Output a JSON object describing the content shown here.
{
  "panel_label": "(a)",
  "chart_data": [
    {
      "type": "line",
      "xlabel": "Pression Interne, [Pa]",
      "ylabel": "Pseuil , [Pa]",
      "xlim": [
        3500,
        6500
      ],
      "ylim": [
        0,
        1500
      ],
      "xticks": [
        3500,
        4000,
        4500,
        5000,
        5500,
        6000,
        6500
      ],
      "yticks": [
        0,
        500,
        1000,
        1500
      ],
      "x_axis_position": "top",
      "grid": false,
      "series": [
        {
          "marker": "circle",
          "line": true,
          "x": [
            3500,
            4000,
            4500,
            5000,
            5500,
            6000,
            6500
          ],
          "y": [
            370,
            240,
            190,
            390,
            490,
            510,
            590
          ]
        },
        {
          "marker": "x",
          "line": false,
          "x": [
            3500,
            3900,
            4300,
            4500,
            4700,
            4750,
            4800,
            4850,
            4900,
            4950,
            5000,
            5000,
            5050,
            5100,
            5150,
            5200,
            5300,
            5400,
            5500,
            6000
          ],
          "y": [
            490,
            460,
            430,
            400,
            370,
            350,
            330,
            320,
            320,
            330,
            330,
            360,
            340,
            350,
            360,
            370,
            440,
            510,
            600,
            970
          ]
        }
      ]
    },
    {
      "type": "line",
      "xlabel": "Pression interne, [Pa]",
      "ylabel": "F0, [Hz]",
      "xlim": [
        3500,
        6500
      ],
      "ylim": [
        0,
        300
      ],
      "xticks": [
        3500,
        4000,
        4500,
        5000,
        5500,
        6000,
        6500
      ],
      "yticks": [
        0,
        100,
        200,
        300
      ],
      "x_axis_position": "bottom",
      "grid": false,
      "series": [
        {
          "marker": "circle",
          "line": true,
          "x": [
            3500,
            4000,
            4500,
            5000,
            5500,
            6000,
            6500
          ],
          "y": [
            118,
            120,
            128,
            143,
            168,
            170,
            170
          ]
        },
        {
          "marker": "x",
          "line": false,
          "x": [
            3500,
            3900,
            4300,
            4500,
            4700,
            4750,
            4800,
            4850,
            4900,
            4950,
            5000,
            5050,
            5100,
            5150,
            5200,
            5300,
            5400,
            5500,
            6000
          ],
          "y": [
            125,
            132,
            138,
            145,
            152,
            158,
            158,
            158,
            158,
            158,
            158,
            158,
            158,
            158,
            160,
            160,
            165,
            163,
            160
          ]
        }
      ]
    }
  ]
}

########

### DIRECTION
Print again each line of the listing above, exactly as it appears.

### RESPONSE TO THIS TASK
Output a JSON object describing the content shown here.
{
  "panel_label": "(a)",
  "chart_data": [
    {
      "type": "line",
      "xlabel": "Pression Interne, [Pa]",
      "ylabel": "Pseuil , [Pa]",
      "xlim": [
        3500,
        6500
      ],
      "ylim": [
        0,
        1500
      ],
      "xticks": [
        3500,
        4000,
        4500,
        5000,
        5500,
        6000,
        6500
      ],
      "yticks": [
        0,
        500,
        1000,
        1500
      ],
      "x_axis_position": "top",
      "grid": false,
      "series": [
        {
          "marker": "circle",
          "line": true,
          "x": [
            3500,
            4000,
            4500,
            5000,
            5500,
            6000,
            6500
          ],
          "y": [
            370,
            240,
            190,
            390,
            490,
            510,
            590
          ]
        },
        {
          "marker": "x",
          "line": false,
          "x": [
            3500,
            3900,
            4300,
            4500,
            4700,
            4750,
            4800,
            4850,
            4900,
            4950,
            5000,
            5000,
            5050,
            5100,
            5150,
            5200,
            5300,
            5400,
            5500,
            6000
          ],
          "y": [
            490,
            460,
            430,
            400,
            370,
            350,
            330,
            320,
            320,
            330,
            330,
            360,
            340,
            350,
            360,
            370,
            440,
            510,
            600,
            970
          ]
        }
      ]
    },
    {
      "type": "line",
      "xlabel": "Pression interne, [Pa]",
      "ylabel": "F0, [Hz]",
      "xlim": [
        3500,
        6500
      ],
      "ylim": [
        0,
        300
      ],
      "xticks": [
        3500,
        4000,
        4500,
        5000,
        5500,
        6000,
        6500
      ],
      "yticks": [
        0,
        100,
        200,
        300
      ],
      "x_axis_position": "bottom",
      "grid": false,
      "series": [
        {
          "marker": "circle",
          "line": true,
          "x": [
            3500,
            4000,
            4500,
            5000,
            5500,
            6000,
            6500
          ],
          "y": [
            118,
            120,
            128,
            143,
            168,
            170,
            170
          ]
        },
        {
          "marker": "x",
          "line": false,
          "x": [
            3500,
            3900,
            4300,
            4500,
            4700,
            4750,
            4800,
            4850,
            4900,
            4950,
            5000,
            5050,
            5100,
            5150,
            5200,
            5300,
            5400,
            5500,
            6000
          ],
          "y": [
            125,
            132,
            138,
            145,
            152,
            158,
            158,
            158,
            158,
            158,
            158,
            158,
            158,
            158,
            160,
            160,
            165,
            163,
            160
          ]
        }
      ]
    }
  ]
}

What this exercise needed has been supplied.